**PROBLEM DESCRIPTION**.
Find the string "color" in the entries and copy each line that has it.

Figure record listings
──────────

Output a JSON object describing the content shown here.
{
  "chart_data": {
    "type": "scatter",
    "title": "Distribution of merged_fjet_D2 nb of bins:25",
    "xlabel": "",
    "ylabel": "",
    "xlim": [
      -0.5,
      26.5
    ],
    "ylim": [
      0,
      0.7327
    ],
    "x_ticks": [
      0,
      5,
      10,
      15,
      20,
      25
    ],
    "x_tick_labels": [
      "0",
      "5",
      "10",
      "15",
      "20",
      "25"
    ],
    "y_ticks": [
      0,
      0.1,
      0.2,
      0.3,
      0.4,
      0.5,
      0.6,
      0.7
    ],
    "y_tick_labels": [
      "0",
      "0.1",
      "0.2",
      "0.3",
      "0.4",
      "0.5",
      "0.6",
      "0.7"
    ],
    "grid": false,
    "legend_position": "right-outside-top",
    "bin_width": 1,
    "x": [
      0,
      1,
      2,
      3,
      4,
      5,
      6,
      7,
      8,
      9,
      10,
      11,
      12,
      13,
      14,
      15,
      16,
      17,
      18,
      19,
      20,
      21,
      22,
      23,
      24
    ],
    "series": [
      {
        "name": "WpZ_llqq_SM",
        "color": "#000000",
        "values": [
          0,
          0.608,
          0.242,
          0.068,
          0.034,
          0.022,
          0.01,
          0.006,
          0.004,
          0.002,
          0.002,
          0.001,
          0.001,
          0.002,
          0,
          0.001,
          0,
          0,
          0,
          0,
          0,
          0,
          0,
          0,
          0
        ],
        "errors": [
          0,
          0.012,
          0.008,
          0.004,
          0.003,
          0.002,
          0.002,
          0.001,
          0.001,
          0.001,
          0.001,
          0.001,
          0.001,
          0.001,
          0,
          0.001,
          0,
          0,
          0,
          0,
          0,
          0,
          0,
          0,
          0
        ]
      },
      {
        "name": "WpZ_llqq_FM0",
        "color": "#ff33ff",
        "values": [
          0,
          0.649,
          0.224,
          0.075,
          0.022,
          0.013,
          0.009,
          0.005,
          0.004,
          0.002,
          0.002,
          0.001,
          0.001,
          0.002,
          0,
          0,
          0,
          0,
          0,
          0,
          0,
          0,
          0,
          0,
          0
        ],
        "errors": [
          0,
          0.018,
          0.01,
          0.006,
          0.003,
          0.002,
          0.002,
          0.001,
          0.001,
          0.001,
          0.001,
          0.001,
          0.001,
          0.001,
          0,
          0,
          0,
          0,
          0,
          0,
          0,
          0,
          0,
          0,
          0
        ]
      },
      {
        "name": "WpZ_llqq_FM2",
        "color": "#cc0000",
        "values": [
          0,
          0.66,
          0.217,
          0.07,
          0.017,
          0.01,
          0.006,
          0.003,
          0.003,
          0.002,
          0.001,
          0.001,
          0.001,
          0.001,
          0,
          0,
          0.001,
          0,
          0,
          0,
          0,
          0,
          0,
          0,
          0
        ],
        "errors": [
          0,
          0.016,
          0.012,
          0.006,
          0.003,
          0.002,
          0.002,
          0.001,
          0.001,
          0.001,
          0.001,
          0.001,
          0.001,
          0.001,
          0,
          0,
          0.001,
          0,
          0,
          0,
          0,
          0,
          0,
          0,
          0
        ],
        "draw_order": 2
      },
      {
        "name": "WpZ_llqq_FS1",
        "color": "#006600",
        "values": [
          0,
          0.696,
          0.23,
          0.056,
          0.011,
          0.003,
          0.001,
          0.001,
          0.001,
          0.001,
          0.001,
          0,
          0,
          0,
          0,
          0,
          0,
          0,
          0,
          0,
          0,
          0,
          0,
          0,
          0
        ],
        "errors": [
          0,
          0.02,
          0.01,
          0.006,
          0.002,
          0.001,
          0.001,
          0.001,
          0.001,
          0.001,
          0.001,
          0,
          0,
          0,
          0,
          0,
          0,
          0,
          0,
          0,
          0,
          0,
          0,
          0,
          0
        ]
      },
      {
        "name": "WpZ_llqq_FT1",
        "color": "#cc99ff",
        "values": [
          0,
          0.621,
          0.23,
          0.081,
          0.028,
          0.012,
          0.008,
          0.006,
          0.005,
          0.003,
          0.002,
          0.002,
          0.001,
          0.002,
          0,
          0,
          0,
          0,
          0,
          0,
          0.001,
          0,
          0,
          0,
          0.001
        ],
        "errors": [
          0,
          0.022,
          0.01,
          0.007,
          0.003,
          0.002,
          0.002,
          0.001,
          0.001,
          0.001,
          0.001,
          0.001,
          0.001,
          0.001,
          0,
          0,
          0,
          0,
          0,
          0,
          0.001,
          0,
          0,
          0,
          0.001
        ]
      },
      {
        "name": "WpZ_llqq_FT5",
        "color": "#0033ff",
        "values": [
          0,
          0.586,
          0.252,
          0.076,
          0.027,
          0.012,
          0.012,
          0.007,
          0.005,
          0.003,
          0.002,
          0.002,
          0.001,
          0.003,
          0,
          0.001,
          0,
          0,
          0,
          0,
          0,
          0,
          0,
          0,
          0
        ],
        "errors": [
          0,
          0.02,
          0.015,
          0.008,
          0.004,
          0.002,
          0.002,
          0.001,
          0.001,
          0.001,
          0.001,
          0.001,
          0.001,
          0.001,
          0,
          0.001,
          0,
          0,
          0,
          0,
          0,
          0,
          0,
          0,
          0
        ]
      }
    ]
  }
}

──────────

**RESPONSE FOR THIS EXERCISE**.
        "color": "#000000",
        "color": "#ff33ff",
        "color": "#cc0000",
        "color": "#006600",
        "color": "#cc99ff",
        "color": "#0033ff",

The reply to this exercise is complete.